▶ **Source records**

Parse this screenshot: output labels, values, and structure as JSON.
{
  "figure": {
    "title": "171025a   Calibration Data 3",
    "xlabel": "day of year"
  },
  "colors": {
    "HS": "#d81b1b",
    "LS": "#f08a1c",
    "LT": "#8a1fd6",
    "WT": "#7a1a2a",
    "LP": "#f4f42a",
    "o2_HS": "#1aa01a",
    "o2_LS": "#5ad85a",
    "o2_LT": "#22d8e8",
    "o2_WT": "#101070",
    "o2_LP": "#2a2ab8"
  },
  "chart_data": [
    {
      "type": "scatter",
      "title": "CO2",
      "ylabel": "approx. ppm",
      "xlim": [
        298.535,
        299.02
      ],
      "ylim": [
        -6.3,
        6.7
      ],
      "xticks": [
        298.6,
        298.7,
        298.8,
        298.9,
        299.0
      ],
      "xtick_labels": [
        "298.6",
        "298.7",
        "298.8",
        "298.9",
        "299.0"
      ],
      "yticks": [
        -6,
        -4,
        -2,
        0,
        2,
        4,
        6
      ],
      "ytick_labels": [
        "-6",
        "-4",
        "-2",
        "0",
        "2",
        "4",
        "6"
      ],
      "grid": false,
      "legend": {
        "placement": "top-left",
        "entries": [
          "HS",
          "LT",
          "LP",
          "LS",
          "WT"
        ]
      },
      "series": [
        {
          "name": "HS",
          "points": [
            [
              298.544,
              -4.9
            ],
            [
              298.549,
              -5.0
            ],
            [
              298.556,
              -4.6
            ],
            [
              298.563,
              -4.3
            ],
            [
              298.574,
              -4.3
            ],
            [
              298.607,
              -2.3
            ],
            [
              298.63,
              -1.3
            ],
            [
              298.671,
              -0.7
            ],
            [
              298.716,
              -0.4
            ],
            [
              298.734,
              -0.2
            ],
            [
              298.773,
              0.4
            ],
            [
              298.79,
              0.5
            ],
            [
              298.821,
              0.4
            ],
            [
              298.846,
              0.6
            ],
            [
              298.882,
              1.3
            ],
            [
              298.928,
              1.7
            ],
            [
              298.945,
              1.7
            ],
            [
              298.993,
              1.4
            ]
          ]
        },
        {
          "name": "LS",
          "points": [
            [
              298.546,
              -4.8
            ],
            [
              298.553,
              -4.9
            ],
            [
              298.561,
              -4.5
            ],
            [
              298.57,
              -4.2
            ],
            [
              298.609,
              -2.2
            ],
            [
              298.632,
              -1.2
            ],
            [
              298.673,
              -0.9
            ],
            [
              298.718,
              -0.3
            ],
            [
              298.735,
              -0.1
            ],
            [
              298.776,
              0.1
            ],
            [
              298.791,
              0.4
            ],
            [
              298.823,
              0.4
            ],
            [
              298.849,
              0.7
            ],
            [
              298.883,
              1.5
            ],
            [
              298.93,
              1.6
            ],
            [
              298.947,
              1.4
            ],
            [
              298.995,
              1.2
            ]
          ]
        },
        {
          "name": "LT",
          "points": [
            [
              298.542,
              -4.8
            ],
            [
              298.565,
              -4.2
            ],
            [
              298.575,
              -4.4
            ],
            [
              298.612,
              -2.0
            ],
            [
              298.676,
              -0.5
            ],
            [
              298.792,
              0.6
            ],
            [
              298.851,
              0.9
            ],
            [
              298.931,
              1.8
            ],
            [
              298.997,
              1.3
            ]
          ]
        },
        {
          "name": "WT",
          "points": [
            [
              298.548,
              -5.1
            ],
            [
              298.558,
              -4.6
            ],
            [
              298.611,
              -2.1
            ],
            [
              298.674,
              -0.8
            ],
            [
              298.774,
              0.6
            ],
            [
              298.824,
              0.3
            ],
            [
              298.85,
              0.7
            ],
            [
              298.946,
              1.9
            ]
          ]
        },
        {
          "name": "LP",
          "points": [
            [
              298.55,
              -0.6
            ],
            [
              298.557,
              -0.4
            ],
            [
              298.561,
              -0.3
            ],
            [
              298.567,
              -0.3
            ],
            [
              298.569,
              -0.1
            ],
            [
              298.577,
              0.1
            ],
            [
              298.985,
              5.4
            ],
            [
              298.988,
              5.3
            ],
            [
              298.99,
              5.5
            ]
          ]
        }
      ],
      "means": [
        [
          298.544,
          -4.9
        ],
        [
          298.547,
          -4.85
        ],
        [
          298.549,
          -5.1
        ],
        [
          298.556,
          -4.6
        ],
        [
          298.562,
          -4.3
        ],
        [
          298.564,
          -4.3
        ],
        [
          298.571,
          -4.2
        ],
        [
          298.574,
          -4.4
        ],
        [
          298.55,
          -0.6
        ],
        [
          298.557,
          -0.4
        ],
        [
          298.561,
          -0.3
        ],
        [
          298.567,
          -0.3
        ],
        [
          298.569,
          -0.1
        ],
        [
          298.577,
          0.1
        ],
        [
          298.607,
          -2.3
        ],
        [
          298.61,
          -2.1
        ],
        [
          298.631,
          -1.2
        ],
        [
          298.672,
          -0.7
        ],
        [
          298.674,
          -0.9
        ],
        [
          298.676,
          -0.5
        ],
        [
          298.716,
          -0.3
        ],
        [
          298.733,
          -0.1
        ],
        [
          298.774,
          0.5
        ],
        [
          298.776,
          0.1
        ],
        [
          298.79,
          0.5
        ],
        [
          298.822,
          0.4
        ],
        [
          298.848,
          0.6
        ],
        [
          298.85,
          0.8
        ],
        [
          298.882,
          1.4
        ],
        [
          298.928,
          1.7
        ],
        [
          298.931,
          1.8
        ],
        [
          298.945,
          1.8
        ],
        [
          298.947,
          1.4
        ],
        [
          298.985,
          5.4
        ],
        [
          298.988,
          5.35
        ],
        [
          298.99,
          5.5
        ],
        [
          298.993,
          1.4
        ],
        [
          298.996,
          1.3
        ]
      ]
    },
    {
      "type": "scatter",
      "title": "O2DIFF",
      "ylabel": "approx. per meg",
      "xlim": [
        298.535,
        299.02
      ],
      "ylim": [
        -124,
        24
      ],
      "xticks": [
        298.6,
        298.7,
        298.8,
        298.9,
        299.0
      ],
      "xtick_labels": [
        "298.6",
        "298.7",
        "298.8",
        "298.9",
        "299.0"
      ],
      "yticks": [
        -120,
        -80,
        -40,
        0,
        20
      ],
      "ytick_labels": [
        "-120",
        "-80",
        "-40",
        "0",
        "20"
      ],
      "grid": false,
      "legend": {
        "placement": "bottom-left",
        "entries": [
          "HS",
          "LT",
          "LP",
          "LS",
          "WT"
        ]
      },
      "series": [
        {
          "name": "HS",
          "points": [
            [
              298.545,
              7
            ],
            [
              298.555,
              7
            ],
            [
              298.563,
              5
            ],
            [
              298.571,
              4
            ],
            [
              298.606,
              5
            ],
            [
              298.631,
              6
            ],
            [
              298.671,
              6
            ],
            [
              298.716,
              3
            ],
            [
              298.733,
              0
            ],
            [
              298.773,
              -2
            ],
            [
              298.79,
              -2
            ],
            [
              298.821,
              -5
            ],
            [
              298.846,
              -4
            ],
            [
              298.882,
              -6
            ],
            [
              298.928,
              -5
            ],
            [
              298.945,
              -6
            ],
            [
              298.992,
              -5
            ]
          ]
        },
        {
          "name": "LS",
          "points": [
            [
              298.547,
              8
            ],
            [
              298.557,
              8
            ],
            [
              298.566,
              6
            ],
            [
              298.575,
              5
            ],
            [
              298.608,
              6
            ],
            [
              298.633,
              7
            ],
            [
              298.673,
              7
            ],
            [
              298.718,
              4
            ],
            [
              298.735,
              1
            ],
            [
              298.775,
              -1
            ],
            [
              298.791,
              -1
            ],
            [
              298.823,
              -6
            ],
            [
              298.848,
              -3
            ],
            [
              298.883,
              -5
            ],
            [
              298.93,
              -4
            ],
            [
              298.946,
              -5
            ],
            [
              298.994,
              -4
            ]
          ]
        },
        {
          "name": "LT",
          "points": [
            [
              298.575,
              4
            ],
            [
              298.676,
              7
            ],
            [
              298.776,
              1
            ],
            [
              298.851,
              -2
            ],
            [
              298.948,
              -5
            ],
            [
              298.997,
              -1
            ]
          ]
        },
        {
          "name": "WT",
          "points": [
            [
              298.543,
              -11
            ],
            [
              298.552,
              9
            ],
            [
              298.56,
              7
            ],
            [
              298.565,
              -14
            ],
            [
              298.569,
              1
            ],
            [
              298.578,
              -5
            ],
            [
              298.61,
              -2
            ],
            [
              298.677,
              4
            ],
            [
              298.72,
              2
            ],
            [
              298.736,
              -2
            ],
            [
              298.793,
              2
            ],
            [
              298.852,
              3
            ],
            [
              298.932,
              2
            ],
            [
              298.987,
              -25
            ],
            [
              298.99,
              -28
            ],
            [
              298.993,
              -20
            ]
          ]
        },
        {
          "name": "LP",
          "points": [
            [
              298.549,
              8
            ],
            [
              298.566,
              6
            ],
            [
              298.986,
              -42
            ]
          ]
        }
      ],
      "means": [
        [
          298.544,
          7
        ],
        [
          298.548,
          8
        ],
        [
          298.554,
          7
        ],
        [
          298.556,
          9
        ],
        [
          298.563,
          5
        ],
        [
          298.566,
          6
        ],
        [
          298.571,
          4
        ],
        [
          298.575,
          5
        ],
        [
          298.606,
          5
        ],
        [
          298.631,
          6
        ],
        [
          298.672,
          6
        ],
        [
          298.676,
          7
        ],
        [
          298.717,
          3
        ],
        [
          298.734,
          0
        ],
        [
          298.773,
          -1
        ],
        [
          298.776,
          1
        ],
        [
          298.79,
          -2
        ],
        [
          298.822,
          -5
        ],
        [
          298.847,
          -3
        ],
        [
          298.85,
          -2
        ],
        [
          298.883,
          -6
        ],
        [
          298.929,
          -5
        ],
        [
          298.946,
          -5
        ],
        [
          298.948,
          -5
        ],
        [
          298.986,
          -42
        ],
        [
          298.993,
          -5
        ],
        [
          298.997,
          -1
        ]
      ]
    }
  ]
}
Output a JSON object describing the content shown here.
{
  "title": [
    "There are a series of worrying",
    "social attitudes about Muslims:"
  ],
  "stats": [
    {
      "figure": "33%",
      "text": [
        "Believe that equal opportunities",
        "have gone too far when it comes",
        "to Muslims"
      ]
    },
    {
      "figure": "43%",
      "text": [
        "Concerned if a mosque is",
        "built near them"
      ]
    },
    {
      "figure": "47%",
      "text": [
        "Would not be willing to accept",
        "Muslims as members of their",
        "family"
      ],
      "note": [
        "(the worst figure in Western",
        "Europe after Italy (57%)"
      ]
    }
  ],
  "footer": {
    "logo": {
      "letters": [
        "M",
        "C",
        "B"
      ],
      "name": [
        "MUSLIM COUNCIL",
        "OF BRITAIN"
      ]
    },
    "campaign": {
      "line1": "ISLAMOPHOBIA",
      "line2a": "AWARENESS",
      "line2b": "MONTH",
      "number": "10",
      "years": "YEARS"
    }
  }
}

▶ **DIRECTIONS FOR THIS TASK**
Retype exactly the lines from the one containing "Output a JSON" through the last line of the records above, including both.

▶ **FINAL ANSWER**
Output a JSON object describing the content shown here.
{
  "title": [
    "There are a series of worrying",
    "social attitudes about Muslims:"
  ],
  "stats": [
    {
      "figure": "33%",
      "text": [
        "Believe that equal opportunities",
        "have gone too far when it comes",
        "to Muslims"
      ]
    },
    {
      "figure": "43%",
      "text": [
        "Concerned if a mosque is",
        "built near them"
      ]
    },
    {
      "figure": "47%",
      "text": [
        "Would not be willing to accept",
        "Muslims as members of their",
        "family"
      ],
      "note": [
        "(the worst figure in Western",
        "Europe after Italy (57%)"
      ]
    }
  ],
  "footer": {
    "logo": {
      "letters": [
        "M",
        "C",
        "B"
      ],
      "name": [
        "MUSLIM COUNCIL",
        "OF BRITAIN"
      ]
    },
    "campaign": {
      "line1": "ISLAMOPHOBIA",
      "line2a": "AWARENESS",
      "line2b": "MONTH",
      "number": "10",
      "years": "YEARS"
    }
  }
}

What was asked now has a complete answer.